DIRECTIONS — Return all the data below as it stands, minus the pictures.

RECORDS FOR THE EXERCISE —
>> START

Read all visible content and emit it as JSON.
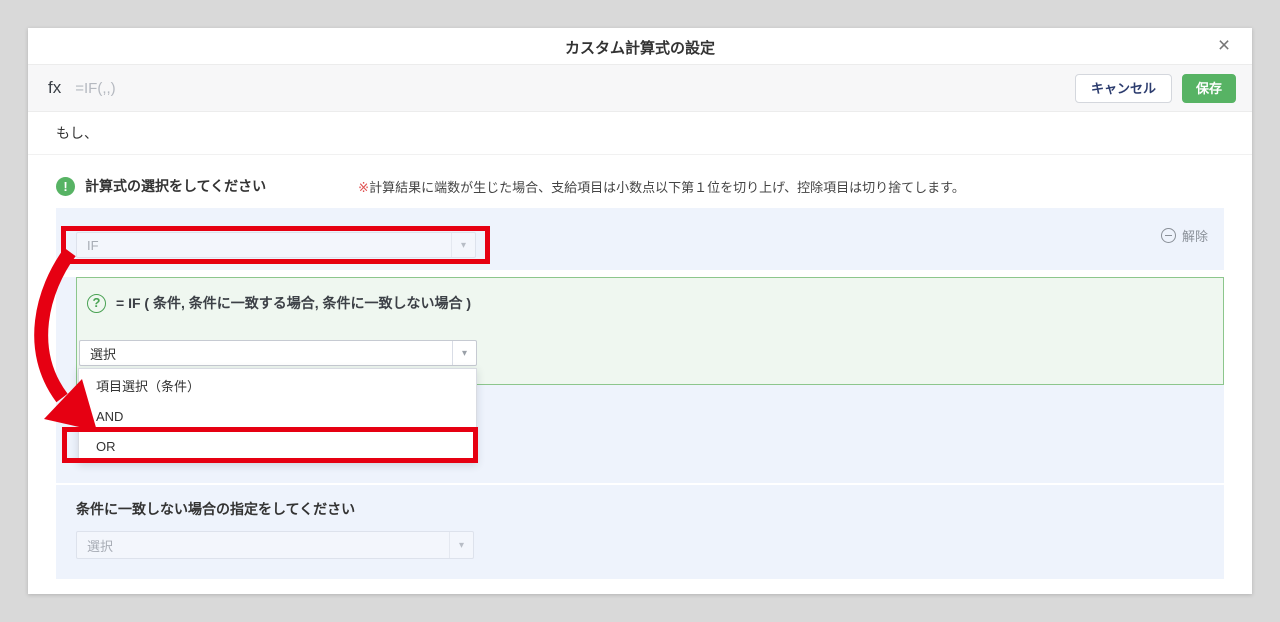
{
  "dialog": {
    "title": "カスタム計算式の設定"
  },
  "icons": {
    "close_glyph": "×",
    "caret_glyph": "▾",
    "info_glyph": "!",
    "help_glyph": "?"
  },
  "formula_bar": {
    "fx": "fx",
    "expression": "=IF(,,)",
    "cancel": "キャンセル",
    "save": "保存"
  },
  "rows": {
    "if_intro": "もし、"
  },
  "guide": {
    "heading": "計算式の選択をしてください",
    "note_mark": "※",
    "note_text": "計算結果に端数が生じた場合、支給項目は小数点以下第１位を切り上げ、控除項目は切り捨てします。"
  },
  "formula_section": {
    "function_value": "IF",
    "remove_label": "解除",
    "syntax_hint": "= IF ( 条件, 条件に一致する場合, 条件に一致しない場合 )",
    "select_placeholder": "選択",
    "options": [
      "項目選択（条件）",
      "AND",
      "OR"
    ],
    "highlighted_option": "OR"
  },
  "else_section": {
    "heading": "条件に一致しない場合の指定をしてください",
    "select_placeholder": "選択"
  },
  "colors": {
    "highlight_red": "#e60012",
    "save_green": "#57b364",
    "panel_blue": "#eef3fc",
    "hint_green_bg": "#eff7f0",
    "hint_green_border": "#8cc68c",
    "page_background": "#d9d9d9"
  }
}
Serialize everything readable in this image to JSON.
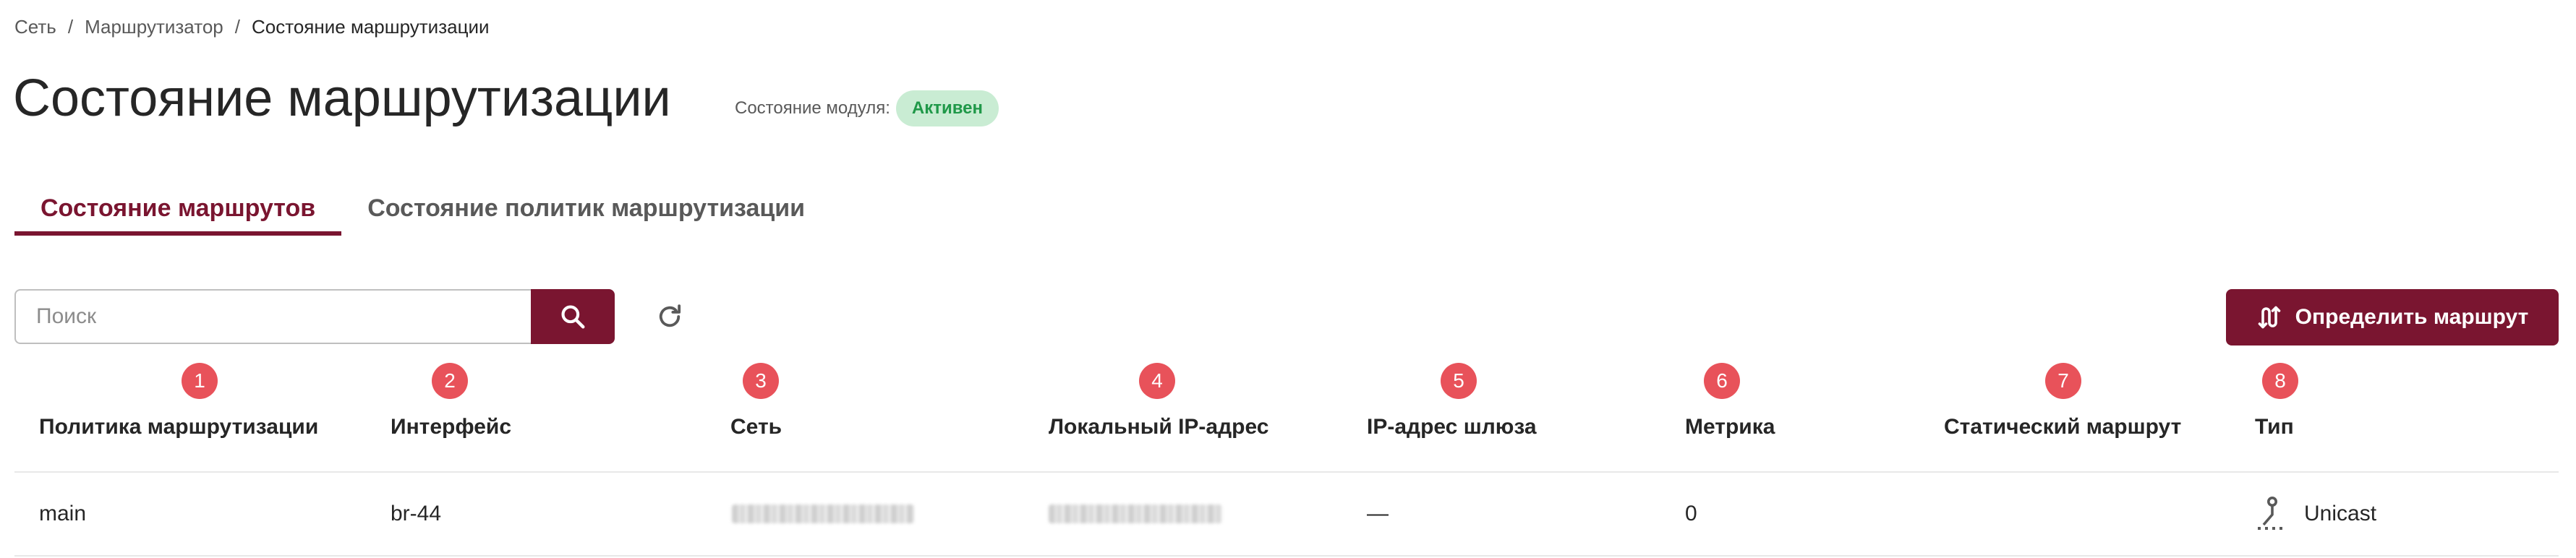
{
  "breadcrumb": {
    "items": [
      "Сеть",
      "Маршрутизатор"
    ],
    "current": "Состояние маршрутизации",
    "separator": "/"
  },
  "page": {
    "title": "Состояние маршрутизации",
    "module_status_label": "Состояние модуля:",
    "module_status_value": "Активен"
  },
  "tabs": [
    {
      "label": "Состояние маршрутов",
      "active": true
    },
    {
      "label": "Состояние политик маршрутизации",
      "active": false
    }
  ],
  "toolbar": {
    "search_placeholder": "Поиск",
    "search_icon": "search-icon",
    "refresh_icon": "refresh-icon",
    "define_route_label": "Определить маршрут",
    "define_route_icon": "route-icon"
  },
  "markers": [
    "1",
    "2",
    "3",
    "4",
    "5",
    "6",
    "7",
    "8"
  ],
  "table": {
    "columns": [
      "Политика маршрутизации",
      "Интерфейс",
      "Сеть",
      "Локальный IP-адрес",
      "IP-адрес шлюза",
      "Метрика",
      "Статический маршрут",
      "Тип"
    ],
    "rows": [
      {
        "policy": "main",
        "interface": "br-44",
        "gateway": "—",
        "metric": "0",
        "static_route": "",
        "type": "Unicast",
        "type_icon": "unicast-icon"
      }
    ]
  },
  "colors": {
    "accent": "#7a1530",
    "status_bg": "#c9ecd3",
    "status_text": "#1f9848",
    "marker": "#e8525a"
  }
}
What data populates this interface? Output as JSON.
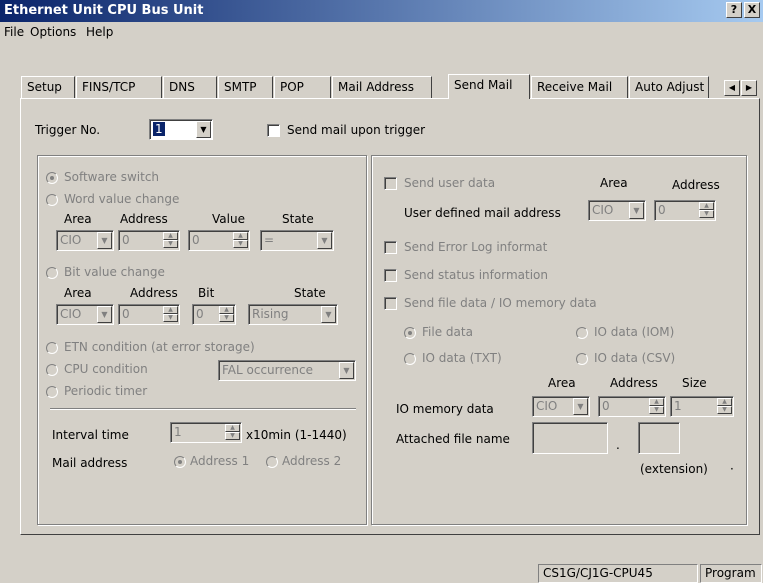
{
  "window": {
    "title": "Ethernet Unit CPU Bus Unit",
    "help_btn": "?",
    "close_btn": "X"
  },
  "menu": [
    "File",
    "Options",
    "Help"
  ],
  "tabs": [
    "Setup",
    "FINS/TCP",
    "DNS",
    "SMTP",
    "POP",
    "Mail Address",
    "Send Mail",
    "Receive Mail",
    "Auto Adjust"
  ],
  "active_tab": "Send Mail",
  "trigger": {
    "label": "Trigger No.",
    "value": "1",
    "send_upon_trigger_label": "Send mail upon trigger"
  },
  "left": {
    "software_switch": "Software switch",
    "word_value_change": "Word value change",
    "word_headers": {
      "area": "Area",
      "address": "Address",
      "value": "Value",
      "state": "State"
    },
    "word_area": "CIO",
    "word_address": "0",
    "word_value": "0",
    "word_state": "=",
    "bit_value_change": "Bit value change",
    "bit_headers": {
      "area": "Area",
      "address": "Address",
      "bit": "Bit",
      "state": "State"
    },
    "bit_area": "CIO",
    "bit_address": "0",
    "bit_bit": "0",
    "bit_state": "Rising",
    "etn_condition": "ETN condition (at error storage)",
    "cpu_condition": "CPU condition",
    "cpu_condition_value": "FAL occurrence",
    "periodic_timer": "Periodic timer",
    "interval_label": "Interval time",
    "interval_value": "1",
    "interval_unit": "x10min (1-1440)",
    "mail_address_label": "Mail address",
    "address1": "Address 1",
    "address2": "Address 2"
  },
  "right": {
    "send_user_data": "Send user data",
    "area_header": "Area",
    "address_header": "Address",
    "user_defined_label": "User defined mail address",
    "user_area": "CIO",
    "user_address": "0",
    "send_error_log": "Send Error Log informat",
    "send_status": "Send status information",
    "send_file_data": "Send file data / IO memory data",
    "file_data": "File data",
    "io_data_iom": "IO data (IOM)",
    "io_data_txt": "IO data (TXT)",
    "io_data_csv": "IO data (CSV)",
    "io_area_header": "Area",
    "io_address_header": "Address",
    "io_size_header": "Size",
    "io_memory_label": "IO memory data",
    "io_area": "CIO",
    "io_address": "0",
    "io_size": "1",
    "attached_label": "Attached file name",
    "dot": ".",
    "extension_label": "(extension)",
    "extension_dot": "·"
  },
  "status": {
    "model": "CS1G/CJ1G-CPU45",
    "mode": "Program"
  }
}
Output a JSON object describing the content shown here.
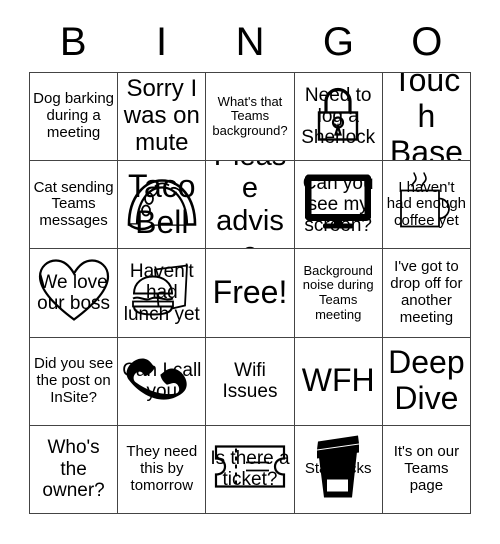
{
  "header": {
    "letters": [
      "B",
      "I",
      "N",
      "G",
      "O"
    ]
  },
  "grid": {
    "rows": 5,
    "columns": 5,
    "border_color": "#444444",
    "background_color": "#ffffff",
    "text_color": "#000000",
    "cells": [
      {
        "text": "Dog barking during a meeting",
        "icon": "none",
        "size": "sm"
      },
      {
        "text": "Sorry I was on mute",
        "icon": "none",
        "size": "lg"
      },
      {
        "text": "What's that Teams background?",
        "icon": "none",
        "size": "xs"
      },
      {
        "text": "Need to log a Sherlock",
        "icon": "padlock-icon",
        "size": "md"
      },
      {
        "text": "Touch Base",
        "icon": "none",
        "size": "xxl"
      },
      {
        "text": "Cat sending Teams messages",
        "icon": "none",
        "size": "sm"
      },
      {
        "text": "Taco Bell",
        "icon": "taco-icon",
        "size": "xxl"
      },
      {
        "text": "Please advise",
        "icon": "none",
        "size": "xl"
      },
      {
        "text": "Can you see my screen?",
        "icon": "monitor-icon",
        "size": "md"
      },
      {
        "text": "I haven't had enough coffee yet",
        "icon": "coffee-mug-icon",
        "size": "sm"
      },
      {
        "text": "We love our boss",
        "icon": "heart-icon",
        "size": "md"
      },
      {
        "text": "Haven't had lunch yet",
        "icon": "burger-icon",
        "size": "md"
      },
      {
        "text": "Free!",
        "icon": "none",
        "size": "xxl"
      },
      {
        "text": "Background noise during Teams meeting",
        "icon": "none",
        "size": "xs"
      },
      {
        "text": "I've got to drop off for another meeting",
        "icon": "none",
        "size": "sm"
      },
      {
        "text": "Did you see the post on InSite?",
        "icon": "none",
        "size": "sm"
      },
      {
        "text": "Can I call you",
        "icon": "telephone-icon",
        "size": "md"
      },
      {
        "text": "Wifi Issues",
        "icon": "none",
        "size": "md"
      },
      {
        "text": "WFH",
        "icon": "none",
        "size": "xxl"
      },
      {
        "text": "Deep Dive",
        "icon": "none",
        "size": "xxl"
      },
      {
        "text": "Who's the owner?",
        "icon": "none",
        "size": "md"
      },
      {
        "text": "They need this by tomorrow",
        "icon": "none",
        "size": "sm"
      },
      {
        "text": "Is there a ticket?",
        "icon": "ticket-icon",
        "size": "md"
      },
      {
        "text": "Starbucks",
        "icon": "togo-cup-icon",
        "size": "sm"
      },
      {
        "text": "It's on our Teams page",
        "icon": "none",
        "size": "sm"
      }
    ]
  }
}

>> END

SOLUTION BELOW —
Read all visible content and emit it as JSON.
{
  "dialog": {
    "title": "カスタム計算式の設定"
  },
  "icons": {
    "close_glyph": "×",
    "caret_glyph": "▾",
    "info_glyph": "!",
    "help_glyph": "?"
  },
  "formula_bar": {
    "fx": "fx",
    "expression": "=IF(,,)",
    "cancel": "キャンセル",
    "save": "保存"
  },
  "rows": {
    "if_intro": "もし、"
  },
  "guide": {
    "heading": "計算式の選択をしてください",
    "note_mark": "※",
    "note_text": "計算結果に端数が生じた場合、支給項目は小数点以下第１位を切り上げ、控除項目は切り捨てします。"
  },
  "formula_section": {
    "function_value": "IF",
    "remove_label": "解除",
    "syntax_hint": "= IF ( 条件, 条件に一致する場合, 条件に一致しない場合 )",
    "select_placeholder": "選択",
    "options": [
      "項目選択（条件）",
      "AND",
      "OR"
    ],
    "highlighted_option": "OR"
  },
  "else_section": {
    "heading": "条件に一致しない場合の指定をしてください",
    "select_placeholder": "選択"
  },
  "colors": {
    "highlight_red": "#e60012",
    "save_green": "#57b364",
    "panel_blue": "#eef3fc",
    "hint_green_bg": "#eff7f0",
    "hint_green_border": "#8cc68c",
    "page_background": "#d9d9d9"
  }
}
Serialize everything readable in this image to JSON.
{
  "breadcrumb": {
    "items": [
      "Сеть",
      "Маршрутизатор"
    ],
    "current": "Состояние маршрутизации",
    "separator": "/"
  },
  "page": {
    "title": "Состояние маршрутизации",
    "module_status_label": "Состояние модуля:",
    "module_status_value": "Активен"
  },
  "tabs": [
    {
      "label": "Состояние маршрутов",
      "active": true
    },
    {
      "label": "Состояние политик маршрутизации",
      "active": false
    }
  ],
  "toolbar": {
    "search_placeholder": "Поиск",
    "search_icon": "search-icon",
    "refresh_icon": "refresh-icon",
    "define_route_label": "Определить маршрут",
    "define_route_icon": "route-icon"
  },
  "markers": [
    "1",
    "2",
    "3",
    "4",
    "5",
    "6",
    "7",
    "8"
  ],
  "table": {
    "columns": [
      "Политика маршрутизации",
      "Интерфейс",
      "Сеть",
      "Локальный IP-адрес",
      "IP-адрес шлюза",
      "Метрика",
      "Статический маршрут",
      "Тип"
    ],
    "rows": [
      {
        "policy": "main",
        "interface": "br-44",
        "gateway": "—",
        "metric": "0",
        "static_route": "",
        "type": "Unicast",
        "type_icon": "unicast-icon"
      }
    ]
  },
  "colors": {
    "accent": "#7a1530",
    "status_bg": "#c9ecd3",
    "status_text": "#1f9848",
    "marker": "#e8525a"
  }
}
What data populates this interface? Output as JSON.
{
  "window": {
    "title": "Ethernet Unit CPU Bus Unit",
    "help_btn": "?",
    "close_btn": "X"
  },
  "menu": [
    "File",
    "Options",
    "Help"
  ],
  "tabs": [
    "Setup",
    "FINS/TCP",
    "DNS",
    "SMTP",
    "POP",
    "Mail Address",
    "Send Mail",
    "Receive Mail",
    "Auto Adjust"
  ],
  "active_tab": "Send Mail",
  "trigger": {
    "label": "Trigger No.",
    "value": "1",
    "send_upon_trigger_label": "Send mail upon trigger"
  },
  "left": {
    "software_switch": "Software switch",
    "word_value_change": "Word value change",
    "word_headers": {
      "area": "Area",
      "address": "Address",
      "value": "Value",
      "state": "State"
    },
    "word_area": "CIO",
    "word_address": "0",
    "word_value": "0",
    "word_state": "=",
    "bit_value_change": "Bit value change",
    "bit_headers": {
      "area": "Area",
      "address": "Address",
      "bit": "Bit",
      "state": "State"
    },
    "bit_area": "CIO",
    "bit_address": "0",
    "bit_bit": "0",
    "bit_state": "Rising",
    "etn_condition": "ETN condition (at error storage)",
    "cpu_condition": "CPU condition",
    "cpu_condition_value": "FAL occurrence",
    "periodic_timer": "Periodic timer",
    "interval_label": "Interval time",
    "interval_value": "1",
    "interval_unit": "x10min (1-1440)",
    "mail_address_label": "Mail address",
    "address1": "Address 1",
    "address2": "Address 2"
  },
  "right": {
    "send_user_data": "Send user data",
    "area_header": "Area",
    "address_header": "Address",
    "user_defined_label": "User defined mail address",
    "user_area": "CIO",
    "user_address": "0",
    "send_error_log": "Send Error Log informat",
    "send_status": "Send status information",
    "send_file_data": "Send file data / IO memory data",
    "file_data": "File data",
    "io_data_iom": "IO data (IOM)",
    "io_data_txt": "IO data (TXT)",
    "io_data_csv": "IO data (CSV)",
    "io_area_header": "Area",
    "io_address_header": "Address",
    "io_size_header": "Size",
    "io_memory_label": "IO memory data",
    "io_area": "CIO",
    "io_address": "0",
    "io_size": "1",
    "attached_label": "Attached file name",
    "dot": ".",
    "extension_label": "(extension)",
    "extension_dot": "·"
  },
  "status": {
    "model": "CS1G/CJ1G-CPU45",
    "mode": "Program"
  }
}
Output a JSON object describing the content shown here.
{
  "header": {
    "letters": [
      "B",
      "I",
      "N",
      "G",
      "O"
    ]
  },
  "grid": {
    "rows": 5,
    "columns": 5,
    "border_color": "#444444",
    "background_color": "#ffffff",
    "text_color": "#000000",
    "cells": [
      {
        "text": "Dog barking during a meeting",
        "icon": "none",
        "size": "sm"
      },
      {
        "text": "Sorry I was on mute",
        "icon": "none",
        "size": "lg"
      },
      {
        "text": "What's that Teams background?",
        "icon": "none",
        "size": "xs"
      },
      {
        "text": "Need to log a Sherlock",
        "icon": "padlock-icon",
        "size": "md"
      },
      {
        "text": "Touch Base",
        "icon": "none",
        "size": "xxl"
      },
      {
        "text": "Cat sending Teams messages",
        "icon": "none",
        "size": "sm"
      },
      {
        "text": "Taco Bell",
        "icon": "taco-icon",
        "size": "xxl"
      },
      {
        "text": "Please advise",
        "icon": "none",
        "size": "xl"
      },
      {
        "text": "Can you see my screen?",
        "icon": "monitor-icon",
        "size": "md"
      },
      {
        "text": "I haven't had enough coffee yet",
        "icon": "coffee-mug-icon",
        "size": "sm"
      },
      {
        "text": "We love our boss",
        "icon": "heart-icon",
        "size": "md"
      },
      {
        "text": "Haven't had lunch yet",
        "icon": "burger-icon",
        "size": "md"
      },
      {
        "text": "Free!",
        "icon": "none",
        "size": "xxl"
      },
      {
        "text": "Background noise during Teams meeting",
        "icon": "none",
        "size": "xs"
      },
      {
        "text": "I've got to drop off for another meeting",
        "icon": "none",
        "size": "sm"
      },
      {
        "text": "Did you see the post on InSite?",
        "icon": "none",
        "size": "sm"
      },
      {
        "text": "Can I call you",
        "icon": "telephone-icon",
        "size": "md"
      },
      {
        "text": "Wifi Issues",
        "icon": "none",
        "size": "md"
      },
      {
        "text": "WFH",
        "icon": "none",
        "size": "xxl"
      },
      {
        "text": "Deep Dive",
        "icon": "none",
        "size": "xxl"
      },
      {
        "text": "Who's the owner?",
        "icon": "none",
        "size": "md"
      },
      {
        "text": "They need this by tomorrow",
        "icon": "none",
        "size": "sm"
      },
      {
        "text": "Is there a ticket?",
        "icon": "ticket-icon",
        "size": "md"
      },
      {
        "text": "Starbucks",
        "icon": "togo-cup-icon",
        "size": "sm"
      },
      {
        "text": "It's on our Teams page",
        "icon": "none",
        "size": "sm"
      }
    ]
  }
}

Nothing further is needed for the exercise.